Tell how many lines in the data below hold the string "virus"; give nothing but the number.

(Saved entries)
========================
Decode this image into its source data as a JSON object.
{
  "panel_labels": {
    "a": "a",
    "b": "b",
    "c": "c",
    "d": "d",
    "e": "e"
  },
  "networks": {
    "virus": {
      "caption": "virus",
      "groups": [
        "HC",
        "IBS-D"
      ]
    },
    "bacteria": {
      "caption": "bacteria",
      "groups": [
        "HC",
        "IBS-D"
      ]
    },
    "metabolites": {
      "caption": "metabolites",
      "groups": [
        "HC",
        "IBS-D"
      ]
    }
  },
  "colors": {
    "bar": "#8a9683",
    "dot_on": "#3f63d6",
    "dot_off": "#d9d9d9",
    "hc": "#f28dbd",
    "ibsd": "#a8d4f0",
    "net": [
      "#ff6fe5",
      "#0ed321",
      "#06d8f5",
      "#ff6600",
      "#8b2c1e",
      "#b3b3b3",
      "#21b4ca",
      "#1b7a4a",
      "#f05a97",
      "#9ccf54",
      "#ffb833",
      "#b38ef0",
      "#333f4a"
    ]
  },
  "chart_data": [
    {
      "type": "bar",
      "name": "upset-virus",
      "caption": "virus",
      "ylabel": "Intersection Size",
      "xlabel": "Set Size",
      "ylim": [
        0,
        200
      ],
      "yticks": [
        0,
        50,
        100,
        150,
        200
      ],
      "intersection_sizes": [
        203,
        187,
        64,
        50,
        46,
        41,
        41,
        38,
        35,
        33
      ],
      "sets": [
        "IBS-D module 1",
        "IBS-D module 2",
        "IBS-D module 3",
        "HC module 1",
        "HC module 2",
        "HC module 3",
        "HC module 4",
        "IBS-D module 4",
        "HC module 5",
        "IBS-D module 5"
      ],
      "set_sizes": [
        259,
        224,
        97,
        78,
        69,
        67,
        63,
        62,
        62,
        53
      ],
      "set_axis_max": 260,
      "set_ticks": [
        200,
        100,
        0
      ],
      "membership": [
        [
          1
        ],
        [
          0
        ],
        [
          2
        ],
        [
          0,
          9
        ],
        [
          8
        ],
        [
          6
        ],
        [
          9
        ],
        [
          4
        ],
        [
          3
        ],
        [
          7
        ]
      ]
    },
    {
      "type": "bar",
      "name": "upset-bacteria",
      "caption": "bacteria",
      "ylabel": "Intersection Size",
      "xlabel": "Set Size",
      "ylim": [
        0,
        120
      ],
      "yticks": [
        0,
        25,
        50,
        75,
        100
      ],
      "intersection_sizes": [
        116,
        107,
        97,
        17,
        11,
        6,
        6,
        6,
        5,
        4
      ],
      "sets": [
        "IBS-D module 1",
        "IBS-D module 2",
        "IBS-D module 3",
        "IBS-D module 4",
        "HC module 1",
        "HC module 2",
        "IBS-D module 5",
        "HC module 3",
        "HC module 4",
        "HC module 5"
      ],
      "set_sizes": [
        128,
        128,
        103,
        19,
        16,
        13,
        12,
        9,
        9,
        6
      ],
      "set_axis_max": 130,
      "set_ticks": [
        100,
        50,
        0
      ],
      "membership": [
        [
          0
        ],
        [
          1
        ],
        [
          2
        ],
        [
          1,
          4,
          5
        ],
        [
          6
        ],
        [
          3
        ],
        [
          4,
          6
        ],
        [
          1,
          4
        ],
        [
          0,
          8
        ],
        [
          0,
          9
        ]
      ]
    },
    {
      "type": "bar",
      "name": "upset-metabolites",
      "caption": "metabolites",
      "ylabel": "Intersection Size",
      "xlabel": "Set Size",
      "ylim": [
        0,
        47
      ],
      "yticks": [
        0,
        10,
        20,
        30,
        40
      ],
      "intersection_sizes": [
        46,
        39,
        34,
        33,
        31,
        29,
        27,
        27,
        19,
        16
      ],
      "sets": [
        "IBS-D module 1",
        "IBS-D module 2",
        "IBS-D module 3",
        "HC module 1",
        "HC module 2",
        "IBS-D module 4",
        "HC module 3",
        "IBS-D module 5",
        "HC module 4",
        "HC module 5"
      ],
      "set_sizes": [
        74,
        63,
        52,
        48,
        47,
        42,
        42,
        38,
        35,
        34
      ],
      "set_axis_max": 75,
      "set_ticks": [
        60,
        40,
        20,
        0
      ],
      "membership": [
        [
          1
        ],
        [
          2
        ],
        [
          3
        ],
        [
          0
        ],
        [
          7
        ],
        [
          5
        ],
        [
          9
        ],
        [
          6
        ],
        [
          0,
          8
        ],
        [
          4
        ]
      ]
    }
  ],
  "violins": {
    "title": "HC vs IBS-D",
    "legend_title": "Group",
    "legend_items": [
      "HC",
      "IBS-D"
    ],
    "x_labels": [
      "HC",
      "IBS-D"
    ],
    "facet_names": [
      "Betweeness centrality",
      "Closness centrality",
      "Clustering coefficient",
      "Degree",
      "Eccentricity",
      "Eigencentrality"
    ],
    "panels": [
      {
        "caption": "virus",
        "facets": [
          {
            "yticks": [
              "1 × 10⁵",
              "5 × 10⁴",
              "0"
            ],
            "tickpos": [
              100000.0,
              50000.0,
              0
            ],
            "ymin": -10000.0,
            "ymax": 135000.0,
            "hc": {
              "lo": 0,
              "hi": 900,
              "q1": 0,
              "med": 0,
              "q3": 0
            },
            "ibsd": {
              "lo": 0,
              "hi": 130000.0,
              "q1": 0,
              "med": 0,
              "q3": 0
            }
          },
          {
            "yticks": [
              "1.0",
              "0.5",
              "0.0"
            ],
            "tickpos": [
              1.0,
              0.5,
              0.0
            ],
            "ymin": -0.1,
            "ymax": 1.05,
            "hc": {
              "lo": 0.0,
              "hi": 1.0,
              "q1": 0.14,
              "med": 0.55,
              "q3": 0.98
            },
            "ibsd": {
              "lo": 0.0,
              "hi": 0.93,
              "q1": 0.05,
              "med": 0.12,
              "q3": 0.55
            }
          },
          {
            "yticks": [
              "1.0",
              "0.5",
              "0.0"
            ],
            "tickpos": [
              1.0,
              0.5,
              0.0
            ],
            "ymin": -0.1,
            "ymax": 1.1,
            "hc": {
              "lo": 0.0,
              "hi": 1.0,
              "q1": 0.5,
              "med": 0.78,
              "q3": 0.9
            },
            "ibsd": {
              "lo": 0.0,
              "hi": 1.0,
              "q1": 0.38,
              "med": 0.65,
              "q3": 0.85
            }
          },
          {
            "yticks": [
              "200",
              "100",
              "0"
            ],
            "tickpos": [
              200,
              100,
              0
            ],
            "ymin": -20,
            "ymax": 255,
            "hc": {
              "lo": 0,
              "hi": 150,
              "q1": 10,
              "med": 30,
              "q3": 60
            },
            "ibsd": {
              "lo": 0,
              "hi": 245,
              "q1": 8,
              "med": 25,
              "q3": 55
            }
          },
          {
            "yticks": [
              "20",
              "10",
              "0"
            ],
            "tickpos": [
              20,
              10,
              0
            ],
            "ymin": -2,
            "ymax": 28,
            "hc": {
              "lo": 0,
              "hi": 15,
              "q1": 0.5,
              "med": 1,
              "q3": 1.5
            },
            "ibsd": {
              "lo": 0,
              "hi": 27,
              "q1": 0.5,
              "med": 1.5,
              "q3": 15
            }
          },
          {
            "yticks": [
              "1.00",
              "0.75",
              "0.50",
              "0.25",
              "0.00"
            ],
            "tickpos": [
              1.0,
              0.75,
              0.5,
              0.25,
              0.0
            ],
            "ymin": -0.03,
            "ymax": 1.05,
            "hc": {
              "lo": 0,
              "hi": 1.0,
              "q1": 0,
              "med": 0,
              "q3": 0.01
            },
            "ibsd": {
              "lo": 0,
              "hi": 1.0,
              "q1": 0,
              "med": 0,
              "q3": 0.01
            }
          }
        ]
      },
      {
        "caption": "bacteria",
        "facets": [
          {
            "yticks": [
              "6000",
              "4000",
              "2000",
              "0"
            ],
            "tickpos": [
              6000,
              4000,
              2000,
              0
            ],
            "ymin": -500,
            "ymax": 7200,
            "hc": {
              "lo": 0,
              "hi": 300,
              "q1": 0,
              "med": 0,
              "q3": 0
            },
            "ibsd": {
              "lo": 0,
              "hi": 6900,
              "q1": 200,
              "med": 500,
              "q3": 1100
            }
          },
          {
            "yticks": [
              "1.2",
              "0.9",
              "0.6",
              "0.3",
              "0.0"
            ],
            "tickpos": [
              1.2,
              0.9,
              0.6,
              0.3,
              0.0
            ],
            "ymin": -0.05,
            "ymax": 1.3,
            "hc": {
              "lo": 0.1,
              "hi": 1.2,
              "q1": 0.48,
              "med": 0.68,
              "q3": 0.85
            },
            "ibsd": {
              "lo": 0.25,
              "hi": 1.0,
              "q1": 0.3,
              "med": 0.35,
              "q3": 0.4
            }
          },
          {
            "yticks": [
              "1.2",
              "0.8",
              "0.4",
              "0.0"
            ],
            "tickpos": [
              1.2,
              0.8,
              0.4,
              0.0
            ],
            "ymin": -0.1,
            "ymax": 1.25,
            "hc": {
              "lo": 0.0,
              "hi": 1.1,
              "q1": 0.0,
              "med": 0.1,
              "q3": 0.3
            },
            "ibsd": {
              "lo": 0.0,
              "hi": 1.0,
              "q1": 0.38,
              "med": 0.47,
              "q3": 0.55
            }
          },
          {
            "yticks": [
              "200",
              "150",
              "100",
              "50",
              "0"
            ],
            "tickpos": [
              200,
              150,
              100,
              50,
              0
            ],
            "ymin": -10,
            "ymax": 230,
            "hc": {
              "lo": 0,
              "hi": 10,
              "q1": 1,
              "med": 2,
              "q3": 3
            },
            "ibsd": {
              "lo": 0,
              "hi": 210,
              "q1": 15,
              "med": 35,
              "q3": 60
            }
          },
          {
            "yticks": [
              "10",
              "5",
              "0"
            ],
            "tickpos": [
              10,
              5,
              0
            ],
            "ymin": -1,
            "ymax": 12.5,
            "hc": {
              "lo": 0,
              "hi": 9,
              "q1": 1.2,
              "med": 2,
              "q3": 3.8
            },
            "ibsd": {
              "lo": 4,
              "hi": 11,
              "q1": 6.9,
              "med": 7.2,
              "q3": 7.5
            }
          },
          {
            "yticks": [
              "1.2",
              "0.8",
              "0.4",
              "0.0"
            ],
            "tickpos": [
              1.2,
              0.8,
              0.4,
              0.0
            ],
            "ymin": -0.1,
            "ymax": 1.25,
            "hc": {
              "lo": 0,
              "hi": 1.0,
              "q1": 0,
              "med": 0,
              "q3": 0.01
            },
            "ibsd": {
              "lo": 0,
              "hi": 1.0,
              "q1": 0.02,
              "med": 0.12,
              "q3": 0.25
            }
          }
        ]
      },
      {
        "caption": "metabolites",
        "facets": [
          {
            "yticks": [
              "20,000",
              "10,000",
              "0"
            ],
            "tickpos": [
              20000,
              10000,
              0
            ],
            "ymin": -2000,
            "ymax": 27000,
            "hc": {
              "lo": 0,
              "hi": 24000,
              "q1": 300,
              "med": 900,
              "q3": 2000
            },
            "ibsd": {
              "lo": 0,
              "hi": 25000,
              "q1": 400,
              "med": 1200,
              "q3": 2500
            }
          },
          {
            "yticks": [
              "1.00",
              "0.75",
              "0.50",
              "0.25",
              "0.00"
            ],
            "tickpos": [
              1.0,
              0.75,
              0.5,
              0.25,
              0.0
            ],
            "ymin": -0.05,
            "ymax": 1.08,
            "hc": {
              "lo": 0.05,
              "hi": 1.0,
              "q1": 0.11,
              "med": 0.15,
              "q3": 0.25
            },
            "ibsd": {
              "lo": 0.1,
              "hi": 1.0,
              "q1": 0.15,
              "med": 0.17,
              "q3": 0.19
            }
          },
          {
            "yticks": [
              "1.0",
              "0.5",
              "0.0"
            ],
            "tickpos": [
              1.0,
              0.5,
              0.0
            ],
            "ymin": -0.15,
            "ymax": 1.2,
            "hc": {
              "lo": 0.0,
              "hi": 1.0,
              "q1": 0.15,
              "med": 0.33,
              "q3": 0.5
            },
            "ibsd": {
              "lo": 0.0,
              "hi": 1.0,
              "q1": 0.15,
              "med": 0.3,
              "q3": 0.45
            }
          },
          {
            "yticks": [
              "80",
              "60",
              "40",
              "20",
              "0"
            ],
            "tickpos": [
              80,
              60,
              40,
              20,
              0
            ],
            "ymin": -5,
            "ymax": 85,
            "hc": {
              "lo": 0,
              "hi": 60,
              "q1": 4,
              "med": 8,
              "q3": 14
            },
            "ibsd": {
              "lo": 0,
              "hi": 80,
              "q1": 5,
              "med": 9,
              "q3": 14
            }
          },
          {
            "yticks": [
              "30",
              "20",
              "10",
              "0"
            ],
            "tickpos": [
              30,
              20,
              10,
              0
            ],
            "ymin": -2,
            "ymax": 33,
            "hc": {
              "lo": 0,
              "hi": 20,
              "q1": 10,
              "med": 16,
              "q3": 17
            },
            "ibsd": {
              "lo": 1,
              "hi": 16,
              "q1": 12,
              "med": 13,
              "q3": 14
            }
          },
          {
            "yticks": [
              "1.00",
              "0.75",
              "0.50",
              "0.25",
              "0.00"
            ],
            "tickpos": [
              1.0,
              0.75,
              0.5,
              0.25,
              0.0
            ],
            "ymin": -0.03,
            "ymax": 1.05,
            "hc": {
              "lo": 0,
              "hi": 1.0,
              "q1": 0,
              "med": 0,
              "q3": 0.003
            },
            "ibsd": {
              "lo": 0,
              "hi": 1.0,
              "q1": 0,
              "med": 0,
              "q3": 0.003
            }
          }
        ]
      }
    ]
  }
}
========================
ANSWER BELOW:
5